● Written exercise: Among the lines of this listing, determine how many contain the string "Desired". Answer with the number only.

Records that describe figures

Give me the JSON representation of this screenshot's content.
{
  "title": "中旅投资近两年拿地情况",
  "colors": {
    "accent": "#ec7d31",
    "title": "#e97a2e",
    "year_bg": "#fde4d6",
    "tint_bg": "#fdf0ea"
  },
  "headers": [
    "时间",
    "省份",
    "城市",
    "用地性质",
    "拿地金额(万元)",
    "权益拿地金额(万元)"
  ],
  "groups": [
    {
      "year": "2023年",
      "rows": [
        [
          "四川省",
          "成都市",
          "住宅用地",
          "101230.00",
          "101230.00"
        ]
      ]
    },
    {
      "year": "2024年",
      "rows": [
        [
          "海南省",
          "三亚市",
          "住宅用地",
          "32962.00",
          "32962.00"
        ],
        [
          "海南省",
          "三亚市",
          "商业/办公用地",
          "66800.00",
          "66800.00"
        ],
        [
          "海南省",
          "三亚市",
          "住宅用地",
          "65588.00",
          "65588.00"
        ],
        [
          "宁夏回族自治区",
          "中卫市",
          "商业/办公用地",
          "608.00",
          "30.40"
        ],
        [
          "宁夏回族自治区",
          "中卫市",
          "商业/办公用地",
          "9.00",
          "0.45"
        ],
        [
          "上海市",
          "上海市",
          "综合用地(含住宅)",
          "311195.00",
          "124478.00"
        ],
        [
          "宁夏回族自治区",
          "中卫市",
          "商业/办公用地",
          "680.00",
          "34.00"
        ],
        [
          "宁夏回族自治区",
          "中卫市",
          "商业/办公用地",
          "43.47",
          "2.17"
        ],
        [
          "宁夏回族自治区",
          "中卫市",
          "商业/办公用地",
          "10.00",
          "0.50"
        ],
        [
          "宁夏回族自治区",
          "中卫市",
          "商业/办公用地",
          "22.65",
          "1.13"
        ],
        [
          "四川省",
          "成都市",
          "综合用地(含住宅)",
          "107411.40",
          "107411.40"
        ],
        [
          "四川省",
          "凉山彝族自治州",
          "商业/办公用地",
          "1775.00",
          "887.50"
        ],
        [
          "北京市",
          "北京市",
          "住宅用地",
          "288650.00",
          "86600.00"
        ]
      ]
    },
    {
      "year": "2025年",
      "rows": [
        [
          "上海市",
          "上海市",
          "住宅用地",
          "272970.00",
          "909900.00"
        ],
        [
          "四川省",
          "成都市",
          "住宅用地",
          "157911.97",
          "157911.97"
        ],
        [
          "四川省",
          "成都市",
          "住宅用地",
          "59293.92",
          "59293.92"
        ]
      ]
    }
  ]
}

--

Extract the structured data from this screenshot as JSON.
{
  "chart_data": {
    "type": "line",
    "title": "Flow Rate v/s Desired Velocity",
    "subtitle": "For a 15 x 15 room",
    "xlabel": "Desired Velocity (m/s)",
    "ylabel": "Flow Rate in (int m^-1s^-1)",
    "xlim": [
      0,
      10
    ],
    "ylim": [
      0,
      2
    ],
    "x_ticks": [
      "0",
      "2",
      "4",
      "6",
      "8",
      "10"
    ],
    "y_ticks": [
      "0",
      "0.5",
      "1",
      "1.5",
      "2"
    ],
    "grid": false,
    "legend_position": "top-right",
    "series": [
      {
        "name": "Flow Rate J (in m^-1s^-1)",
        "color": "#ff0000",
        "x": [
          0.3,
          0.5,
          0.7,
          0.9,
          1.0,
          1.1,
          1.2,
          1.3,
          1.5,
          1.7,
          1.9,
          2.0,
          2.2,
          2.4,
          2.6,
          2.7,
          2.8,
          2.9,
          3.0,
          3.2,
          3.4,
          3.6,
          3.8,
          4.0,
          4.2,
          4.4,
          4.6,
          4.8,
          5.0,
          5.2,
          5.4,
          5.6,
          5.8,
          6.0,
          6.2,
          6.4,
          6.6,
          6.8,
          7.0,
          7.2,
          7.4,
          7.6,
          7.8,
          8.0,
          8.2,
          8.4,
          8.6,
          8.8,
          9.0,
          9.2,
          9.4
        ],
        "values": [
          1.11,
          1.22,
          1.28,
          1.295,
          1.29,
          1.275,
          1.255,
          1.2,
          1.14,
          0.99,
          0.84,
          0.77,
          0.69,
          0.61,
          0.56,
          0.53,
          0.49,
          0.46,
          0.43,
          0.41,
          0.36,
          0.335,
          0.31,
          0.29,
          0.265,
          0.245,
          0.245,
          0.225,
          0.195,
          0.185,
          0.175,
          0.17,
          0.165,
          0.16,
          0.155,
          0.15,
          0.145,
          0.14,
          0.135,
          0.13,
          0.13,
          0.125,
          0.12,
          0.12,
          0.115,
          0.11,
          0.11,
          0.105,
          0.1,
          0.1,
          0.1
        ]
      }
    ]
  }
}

● Response to the exercise: 2